DATA EXCERPTS:
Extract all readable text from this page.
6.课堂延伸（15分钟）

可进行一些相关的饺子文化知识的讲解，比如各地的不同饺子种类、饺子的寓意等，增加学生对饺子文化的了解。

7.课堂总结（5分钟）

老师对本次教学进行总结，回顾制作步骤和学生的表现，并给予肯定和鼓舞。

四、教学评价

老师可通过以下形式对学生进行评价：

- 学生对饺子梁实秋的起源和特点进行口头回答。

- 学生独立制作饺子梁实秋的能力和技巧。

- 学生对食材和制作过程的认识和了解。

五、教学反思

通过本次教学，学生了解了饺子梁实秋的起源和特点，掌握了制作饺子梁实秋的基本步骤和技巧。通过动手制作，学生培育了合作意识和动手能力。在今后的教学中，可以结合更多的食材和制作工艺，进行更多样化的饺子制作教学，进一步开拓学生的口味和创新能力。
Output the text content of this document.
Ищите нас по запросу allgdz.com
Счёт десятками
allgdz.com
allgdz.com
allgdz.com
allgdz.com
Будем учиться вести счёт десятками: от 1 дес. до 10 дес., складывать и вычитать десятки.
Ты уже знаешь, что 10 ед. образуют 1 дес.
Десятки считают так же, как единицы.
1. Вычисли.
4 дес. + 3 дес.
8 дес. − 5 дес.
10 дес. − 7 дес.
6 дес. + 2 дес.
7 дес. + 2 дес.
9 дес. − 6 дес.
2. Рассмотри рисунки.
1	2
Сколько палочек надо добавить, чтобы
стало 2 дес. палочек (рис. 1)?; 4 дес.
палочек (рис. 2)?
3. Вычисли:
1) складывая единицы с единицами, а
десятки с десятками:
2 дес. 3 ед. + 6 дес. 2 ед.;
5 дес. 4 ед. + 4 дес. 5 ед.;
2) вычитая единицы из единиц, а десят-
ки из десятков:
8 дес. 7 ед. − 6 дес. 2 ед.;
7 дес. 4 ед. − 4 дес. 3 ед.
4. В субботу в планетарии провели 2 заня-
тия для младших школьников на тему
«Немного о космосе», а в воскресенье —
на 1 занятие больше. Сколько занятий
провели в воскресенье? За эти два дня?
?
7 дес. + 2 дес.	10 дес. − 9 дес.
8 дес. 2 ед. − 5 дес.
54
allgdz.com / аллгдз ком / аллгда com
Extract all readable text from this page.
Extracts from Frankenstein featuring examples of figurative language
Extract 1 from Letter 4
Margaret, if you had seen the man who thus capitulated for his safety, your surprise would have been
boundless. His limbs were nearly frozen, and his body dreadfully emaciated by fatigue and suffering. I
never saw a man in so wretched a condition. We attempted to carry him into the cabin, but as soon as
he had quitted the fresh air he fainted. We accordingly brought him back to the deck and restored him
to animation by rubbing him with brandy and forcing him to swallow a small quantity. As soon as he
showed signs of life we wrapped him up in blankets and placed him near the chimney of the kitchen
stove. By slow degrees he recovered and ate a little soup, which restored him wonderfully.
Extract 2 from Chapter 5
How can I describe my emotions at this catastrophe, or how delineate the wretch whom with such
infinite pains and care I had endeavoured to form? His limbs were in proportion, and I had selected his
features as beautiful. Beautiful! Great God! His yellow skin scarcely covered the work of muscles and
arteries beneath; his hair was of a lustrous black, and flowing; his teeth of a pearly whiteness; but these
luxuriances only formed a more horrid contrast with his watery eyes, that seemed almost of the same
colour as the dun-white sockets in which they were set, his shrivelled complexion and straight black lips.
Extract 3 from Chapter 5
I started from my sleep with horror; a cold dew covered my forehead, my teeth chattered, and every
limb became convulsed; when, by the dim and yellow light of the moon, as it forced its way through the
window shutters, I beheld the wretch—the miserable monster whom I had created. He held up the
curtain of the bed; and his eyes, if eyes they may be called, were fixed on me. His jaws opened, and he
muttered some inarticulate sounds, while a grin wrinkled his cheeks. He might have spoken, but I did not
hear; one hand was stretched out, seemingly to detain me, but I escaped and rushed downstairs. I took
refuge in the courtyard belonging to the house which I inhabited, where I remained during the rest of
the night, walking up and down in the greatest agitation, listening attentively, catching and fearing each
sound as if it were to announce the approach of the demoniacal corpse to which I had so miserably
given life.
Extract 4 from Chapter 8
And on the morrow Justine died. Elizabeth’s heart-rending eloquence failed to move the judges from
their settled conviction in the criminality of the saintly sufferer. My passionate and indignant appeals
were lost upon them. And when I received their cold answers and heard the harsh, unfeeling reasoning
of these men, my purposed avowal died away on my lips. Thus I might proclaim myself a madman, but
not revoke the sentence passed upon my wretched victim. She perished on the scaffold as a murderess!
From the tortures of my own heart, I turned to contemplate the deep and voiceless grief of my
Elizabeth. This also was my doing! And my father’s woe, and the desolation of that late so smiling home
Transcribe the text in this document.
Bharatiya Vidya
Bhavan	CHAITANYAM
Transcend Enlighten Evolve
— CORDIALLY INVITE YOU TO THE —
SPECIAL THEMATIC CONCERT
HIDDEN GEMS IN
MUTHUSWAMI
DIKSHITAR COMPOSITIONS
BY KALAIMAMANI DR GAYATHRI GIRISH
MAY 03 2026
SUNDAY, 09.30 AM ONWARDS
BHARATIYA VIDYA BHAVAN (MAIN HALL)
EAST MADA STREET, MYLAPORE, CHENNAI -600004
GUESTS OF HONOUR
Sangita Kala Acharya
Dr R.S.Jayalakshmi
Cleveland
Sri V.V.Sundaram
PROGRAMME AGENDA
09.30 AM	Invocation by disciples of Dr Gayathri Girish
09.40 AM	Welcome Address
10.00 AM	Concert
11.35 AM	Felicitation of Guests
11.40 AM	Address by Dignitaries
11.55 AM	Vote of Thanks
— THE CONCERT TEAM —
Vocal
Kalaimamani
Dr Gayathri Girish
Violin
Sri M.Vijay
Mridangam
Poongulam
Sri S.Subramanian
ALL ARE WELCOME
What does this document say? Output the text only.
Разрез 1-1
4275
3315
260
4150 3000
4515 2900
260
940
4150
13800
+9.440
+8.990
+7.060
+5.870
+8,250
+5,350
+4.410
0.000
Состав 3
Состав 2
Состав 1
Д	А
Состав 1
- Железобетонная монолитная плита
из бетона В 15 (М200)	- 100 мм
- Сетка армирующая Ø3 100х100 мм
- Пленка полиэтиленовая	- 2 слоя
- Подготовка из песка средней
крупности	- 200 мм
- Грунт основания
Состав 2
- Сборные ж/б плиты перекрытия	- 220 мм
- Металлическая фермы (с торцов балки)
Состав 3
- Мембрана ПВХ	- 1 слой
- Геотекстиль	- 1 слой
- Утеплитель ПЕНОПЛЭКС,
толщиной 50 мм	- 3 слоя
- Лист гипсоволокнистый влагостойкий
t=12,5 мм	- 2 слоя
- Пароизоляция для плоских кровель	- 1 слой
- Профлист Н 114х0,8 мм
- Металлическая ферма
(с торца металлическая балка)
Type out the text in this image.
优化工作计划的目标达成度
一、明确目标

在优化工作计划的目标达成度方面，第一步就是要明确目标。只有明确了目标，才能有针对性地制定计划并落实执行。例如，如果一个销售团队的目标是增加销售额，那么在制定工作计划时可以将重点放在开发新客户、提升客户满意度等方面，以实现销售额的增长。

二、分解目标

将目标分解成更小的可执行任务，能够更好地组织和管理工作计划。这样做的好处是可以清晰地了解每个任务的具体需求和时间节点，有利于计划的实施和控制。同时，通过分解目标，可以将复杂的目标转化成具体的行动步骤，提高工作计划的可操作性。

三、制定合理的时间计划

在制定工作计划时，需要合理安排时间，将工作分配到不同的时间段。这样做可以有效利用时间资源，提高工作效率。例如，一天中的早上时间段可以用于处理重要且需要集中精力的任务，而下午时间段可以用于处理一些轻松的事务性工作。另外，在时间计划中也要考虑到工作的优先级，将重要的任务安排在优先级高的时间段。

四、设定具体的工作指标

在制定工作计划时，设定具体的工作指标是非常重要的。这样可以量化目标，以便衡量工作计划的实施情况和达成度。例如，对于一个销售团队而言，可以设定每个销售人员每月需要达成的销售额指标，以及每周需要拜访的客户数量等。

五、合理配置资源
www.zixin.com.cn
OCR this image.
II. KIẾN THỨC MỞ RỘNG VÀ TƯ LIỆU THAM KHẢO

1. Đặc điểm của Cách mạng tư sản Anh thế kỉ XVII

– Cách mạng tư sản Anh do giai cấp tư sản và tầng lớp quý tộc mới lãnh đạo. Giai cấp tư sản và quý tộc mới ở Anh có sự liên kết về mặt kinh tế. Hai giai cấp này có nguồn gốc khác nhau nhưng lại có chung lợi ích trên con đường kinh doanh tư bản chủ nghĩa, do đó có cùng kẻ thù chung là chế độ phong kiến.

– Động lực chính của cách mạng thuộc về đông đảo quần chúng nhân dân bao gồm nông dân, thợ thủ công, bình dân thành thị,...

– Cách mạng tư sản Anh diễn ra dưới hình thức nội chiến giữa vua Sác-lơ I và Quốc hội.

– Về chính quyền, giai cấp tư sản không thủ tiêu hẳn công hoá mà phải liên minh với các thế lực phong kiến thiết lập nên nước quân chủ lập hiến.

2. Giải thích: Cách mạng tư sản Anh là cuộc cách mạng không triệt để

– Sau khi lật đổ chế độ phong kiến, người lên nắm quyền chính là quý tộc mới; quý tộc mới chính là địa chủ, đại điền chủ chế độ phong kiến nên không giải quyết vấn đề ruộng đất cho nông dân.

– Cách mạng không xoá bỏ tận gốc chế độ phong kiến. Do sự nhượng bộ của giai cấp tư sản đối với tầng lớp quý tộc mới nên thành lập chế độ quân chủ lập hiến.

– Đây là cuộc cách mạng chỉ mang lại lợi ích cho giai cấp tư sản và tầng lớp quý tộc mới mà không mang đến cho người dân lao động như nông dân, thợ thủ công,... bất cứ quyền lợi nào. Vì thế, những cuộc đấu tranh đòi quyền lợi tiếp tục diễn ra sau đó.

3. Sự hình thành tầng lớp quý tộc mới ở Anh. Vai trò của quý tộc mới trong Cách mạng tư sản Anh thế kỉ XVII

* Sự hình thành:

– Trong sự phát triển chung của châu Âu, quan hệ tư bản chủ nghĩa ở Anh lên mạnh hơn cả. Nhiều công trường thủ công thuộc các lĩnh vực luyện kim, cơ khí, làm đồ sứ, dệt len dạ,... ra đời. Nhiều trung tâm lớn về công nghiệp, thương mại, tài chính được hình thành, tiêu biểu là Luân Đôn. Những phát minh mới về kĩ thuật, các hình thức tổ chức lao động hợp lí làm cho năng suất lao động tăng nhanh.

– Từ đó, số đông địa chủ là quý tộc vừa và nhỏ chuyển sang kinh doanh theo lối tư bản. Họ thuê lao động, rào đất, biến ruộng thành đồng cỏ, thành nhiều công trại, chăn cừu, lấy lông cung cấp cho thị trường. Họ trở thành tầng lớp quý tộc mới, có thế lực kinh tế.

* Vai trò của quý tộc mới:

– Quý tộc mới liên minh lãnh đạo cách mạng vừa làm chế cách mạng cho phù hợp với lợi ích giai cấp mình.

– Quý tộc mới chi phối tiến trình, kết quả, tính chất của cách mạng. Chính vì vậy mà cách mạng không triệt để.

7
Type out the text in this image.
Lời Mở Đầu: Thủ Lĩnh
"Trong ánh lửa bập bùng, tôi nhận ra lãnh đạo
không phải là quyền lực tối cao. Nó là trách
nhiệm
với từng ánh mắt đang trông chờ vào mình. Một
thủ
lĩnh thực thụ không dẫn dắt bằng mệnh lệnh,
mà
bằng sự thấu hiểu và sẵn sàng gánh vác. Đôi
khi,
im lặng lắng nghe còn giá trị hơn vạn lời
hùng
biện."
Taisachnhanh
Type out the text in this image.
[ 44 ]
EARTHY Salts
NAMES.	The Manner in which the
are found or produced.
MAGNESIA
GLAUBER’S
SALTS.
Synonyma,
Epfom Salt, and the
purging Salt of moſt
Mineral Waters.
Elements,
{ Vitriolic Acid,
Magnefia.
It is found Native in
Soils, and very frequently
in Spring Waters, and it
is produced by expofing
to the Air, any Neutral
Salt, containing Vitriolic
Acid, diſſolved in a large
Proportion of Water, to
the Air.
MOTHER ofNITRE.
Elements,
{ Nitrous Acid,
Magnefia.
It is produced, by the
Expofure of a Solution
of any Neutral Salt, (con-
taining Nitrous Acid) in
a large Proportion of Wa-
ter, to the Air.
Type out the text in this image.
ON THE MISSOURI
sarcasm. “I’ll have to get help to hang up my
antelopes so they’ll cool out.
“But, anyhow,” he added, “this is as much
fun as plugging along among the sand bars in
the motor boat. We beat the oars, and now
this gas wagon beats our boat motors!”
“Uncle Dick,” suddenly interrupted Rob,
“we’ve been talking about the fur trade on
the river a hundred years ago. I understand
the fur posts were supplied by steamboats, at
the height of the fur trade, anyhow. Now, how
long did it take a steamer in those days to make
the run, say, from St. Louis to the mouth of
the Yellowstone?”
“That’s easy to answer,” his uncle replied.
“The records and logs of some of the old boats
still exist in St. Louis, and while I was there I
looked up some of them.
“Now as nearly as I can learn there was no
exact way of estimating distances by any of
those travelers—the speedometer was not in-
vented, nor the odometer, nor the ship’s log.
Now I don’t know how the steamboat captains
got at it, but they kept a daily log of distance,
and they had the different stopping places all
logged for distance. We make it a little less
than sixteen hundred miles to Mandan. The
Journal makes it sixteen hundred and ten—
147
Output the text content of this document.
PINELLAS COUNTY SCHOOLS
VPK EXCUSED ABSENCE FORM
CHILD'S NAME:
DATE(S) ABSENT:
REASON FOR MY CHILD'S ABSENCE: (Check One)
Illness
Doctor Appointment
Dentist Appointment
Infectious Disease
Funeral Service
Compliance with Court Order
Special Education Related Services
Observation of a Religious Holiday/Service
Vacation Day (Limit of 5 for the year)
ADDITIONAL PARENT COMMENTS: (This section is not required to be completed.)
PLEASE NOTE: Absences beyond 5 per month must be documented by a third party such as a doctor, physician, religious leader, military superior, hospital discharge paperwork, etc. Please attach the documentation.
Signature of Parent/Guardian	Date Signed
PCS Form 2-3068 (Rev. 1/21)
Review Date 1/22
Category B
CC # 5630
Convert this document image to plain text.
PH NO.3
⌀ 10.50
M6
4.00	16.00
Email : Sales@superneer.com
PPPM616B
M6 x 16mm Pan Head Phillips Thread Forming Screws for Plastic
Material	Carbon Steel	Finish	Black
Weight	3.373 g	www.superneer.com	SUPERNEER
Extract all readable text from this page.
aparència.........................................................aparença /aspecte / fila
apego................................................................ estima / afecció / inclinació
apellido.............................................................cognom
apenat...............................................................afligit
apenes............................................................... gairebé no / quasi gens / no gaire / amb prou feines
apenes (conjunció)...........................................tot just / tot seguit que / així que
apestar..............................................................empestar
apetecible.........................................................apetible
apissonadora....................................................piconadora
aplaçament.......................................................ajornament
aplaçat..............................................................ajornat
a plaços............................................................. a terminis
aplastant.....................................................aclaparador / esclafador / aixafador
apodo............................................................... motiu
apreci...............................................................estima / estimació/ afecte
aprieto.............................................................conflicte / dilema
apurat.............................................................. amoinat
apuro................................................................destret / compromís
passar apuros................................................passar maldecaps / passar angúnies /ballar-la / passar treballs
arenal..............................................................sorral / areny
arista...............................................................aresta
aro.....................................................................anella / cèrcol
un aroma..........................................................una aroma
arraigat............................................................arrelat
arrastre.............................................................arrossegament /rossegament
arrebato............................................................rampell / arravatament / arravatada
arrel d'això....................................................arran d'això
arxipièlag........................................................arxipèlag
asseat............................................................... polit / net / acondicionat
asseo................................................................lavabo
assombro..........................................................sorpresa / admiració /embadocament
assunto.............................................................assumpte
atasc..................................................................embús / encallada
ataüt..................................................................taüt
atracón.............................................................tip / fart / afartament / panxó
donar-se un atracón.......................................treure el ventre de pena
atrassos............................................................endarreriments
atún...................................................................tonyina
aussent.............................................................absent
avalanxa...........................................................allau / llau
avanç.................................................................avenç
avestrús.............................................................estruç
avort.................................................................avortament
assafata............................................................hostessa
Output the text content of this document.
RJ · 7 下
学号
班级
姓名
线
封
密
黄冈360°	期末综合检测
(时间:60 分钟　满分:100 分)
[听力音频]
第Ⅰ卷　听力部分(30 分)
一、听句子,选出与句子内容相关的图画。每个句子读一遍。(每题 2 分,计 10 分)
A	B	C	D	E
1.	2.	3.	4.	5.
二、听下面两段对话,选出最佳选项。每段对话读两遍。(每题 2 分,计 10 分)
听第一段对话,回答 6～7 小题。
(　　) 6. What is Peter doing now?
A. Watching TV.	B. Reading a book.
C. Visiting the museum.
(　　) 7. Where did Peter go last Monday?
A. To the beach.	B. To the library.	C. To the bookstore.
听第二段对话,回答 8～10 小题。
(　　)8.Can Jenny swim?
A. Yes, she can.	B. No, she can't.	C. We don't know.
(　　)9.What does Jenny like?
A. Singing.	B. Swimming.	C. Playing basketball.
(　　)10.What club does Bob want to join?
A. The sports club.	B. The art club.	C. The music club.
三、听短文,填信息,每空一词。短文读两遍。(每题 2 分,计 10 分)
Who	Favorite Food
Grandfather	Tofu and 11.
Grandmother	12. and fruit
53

GIVEN EXERCISE:
Check each line of the entries for the string "палочек". Copy the lines that have it.

THE RESPONSE:
Сколько палочек надо добавить, чтобы
стало 2 дес. палочек (рис. 1)?; 4 дес.
палочек (рис. 2)?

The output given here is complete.